— Begin —

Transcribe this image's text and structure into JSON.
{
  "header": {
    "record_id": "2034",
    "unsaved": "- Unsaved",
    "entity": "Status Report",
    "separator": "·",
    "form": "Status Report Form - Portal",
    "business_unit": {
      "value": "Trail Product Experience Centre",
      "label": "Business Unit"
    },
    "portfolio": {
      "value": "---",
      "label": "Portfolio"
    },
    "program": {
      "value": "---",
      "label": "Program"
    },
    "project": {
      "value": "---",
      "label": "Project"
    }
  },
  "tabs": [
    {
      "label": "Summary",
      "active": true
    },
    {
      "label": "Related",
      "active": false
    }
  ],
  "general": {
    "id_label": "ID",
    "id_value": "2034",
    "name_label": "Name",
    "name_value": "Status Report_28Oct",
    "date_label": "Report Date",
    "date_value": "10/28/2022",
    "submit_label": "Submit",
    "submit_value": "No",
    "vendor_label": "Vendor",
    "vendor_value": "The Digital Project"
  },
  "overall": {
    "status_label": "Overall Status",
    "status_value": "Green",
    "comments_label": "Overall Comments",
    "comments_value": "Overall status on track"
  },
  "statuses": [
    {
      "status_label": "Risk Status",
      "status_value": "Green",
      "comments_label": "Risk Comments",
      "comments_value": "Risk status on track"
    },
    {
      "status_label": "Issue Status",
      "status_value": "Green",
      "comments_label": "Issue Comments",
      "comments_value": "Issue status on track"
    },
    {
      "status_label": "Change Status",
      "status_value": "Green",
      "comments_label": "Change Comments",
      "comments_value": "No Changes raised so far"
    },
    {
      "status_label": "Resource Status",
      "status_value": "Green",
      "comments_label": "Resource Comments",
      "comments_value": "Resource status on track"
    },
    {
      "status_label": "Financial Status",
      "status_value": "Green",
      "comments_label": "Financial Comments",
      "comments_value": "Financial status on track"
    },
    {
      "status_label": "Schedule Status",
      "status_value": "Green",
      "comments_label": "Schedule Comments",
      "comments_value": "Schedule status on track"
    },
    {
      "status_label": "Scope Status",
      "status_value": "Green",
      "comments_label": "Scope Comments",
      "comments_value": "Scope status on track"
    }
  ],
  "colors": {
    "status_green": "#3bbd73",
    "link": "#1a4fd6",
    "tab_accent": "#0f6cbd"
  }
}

— End —

Exercise instructions: Every entry above needs to be quoted exactly.

Written response:
Transcribe this image's text and structure into JSON.
{
  "header": {
    "record_id": "2034",
    "unsaved": "- Unsaved",
    "entity": "Status Report",
    "separator": "·",
    "form": "Status Report Form - Portal",
    "business_unit": {
      "value": "Trail Product Experience Centre",
      "label": "Business Unit"
    },
    "portfolio": {
      "value": "---",
      "label": "Portfolio"
    },
    "program": {
      "value": "---",
      "label": "Program"
    },
    "project": {
      "value": "---",
      "label": "Project"
    }
  },
  "tabs": [
    {
      "label": "Summary",
      "active": true
    },
    {
      "label": "Related",
      "active": false
    }
  ],
  "general": {
    "id_label": "ID",
    "id_value": "2034",
    "name_label": "Name",
    "name_value": "Status Report_28Oct",
    "date_label": "Report Date",
    "date_value": "10/28/2022",
    "submit_label": "Submit",
    "submit_value": "No",
    "vendor_label": "Vendor",
    "vendor_value": "The Digital Project"
  },
  "overall": {
    "status_label": "Overall Status",
    "status_value": "Green",
    "comments_label": "Overall Comments",
    "comments_value": "Overall status on track"
  },
  "statuses": [
    {
      "status_label": "Risk Status",
      "status_value": "Green",
      "comments_label": "Risk Comments",
      "comments_value": "Risk status on track"
    },
    {
      "status_label": "Issue Status",
      "status_value": "Green",
      "comments_label": "Issue Comments",
      "comments_value": "Issue status on track"
    },
    {
      "status_label": "Change Status",
      "status_value": "Green",
      "comments_label": "Change Comments",
      "comments_value": "No Changes raised so far"
    },
    {
      "status_label": "Resource Status",
      "status_value": "Green",
      "comments_label": "Resource Comments",
      "comments_value": "Resource status on track"
    },
    {
      "status_label": "Financial Status",
      "status_value": "Green",
      "comments_label": "Financial Comments",
      "comments_value": "Financial status on track"
    },
    {
      "status_label": "Schedule Status",
      "status_value": "Green",
      "comments_label": "Schedule Comments",
      "comments_value": "Schedule status on track"
    },
    {
      "status_label": "Scope Status",
      "status_value": "Green",
      "comments_label": "Scope Comments",
      "comments_value": "Scope status on track"
    }
  ],
  "colors": {
    "status_green": "#3bbd73",
    "link": "#1a4fd6",
    "tab_accent": "#0f6cbd"
  }
}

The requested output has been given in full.